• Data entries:
○ ○ ○ ○ ○ ○ ○

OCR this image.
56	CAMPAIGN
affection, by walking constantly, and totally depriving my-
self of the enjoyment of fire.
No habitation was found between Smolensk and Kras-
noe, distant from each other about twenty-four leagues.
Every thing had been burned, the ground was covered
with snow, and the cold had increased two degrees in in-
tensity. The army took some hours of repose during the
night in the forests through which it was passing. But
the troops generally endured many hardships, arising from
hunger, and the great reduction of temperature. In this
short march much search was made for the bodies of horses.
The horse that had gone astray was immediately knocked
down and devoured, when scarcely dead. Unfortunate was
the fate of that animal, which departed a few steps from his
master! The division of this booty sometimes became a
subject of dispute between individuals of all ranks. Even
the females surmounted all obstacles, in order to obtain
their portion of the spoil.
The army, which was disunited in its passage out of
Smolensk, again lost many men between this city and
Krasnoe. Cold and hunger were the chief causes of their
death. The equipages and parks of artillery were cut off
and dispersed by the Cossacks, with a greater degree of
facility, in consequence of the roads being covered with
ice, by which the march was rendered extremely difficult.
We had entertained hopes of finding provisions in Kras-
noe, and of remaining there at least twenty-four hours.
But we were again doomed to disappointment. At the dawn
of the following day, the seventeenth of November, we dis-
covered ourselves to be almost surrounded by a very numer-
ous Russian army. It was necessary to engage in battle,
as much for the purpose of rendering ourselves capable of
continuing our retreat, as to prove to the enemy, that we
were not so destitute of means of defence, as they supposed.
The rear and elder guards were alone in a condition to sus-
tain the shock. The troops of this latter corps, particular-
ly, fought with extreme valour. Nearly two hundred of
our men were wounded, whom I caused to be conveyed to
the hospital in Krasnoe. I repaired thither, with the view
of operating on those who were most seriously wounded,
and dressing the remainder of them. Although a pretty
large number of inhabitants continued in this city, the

○ ○ ○ ○ ○ ○ ○

• TASK INSTRUCTIONS:
Tally up the lines with the word "troops" in them, and answer with that number by itself.

• SOLUTION TO THIS PROBLEM:
2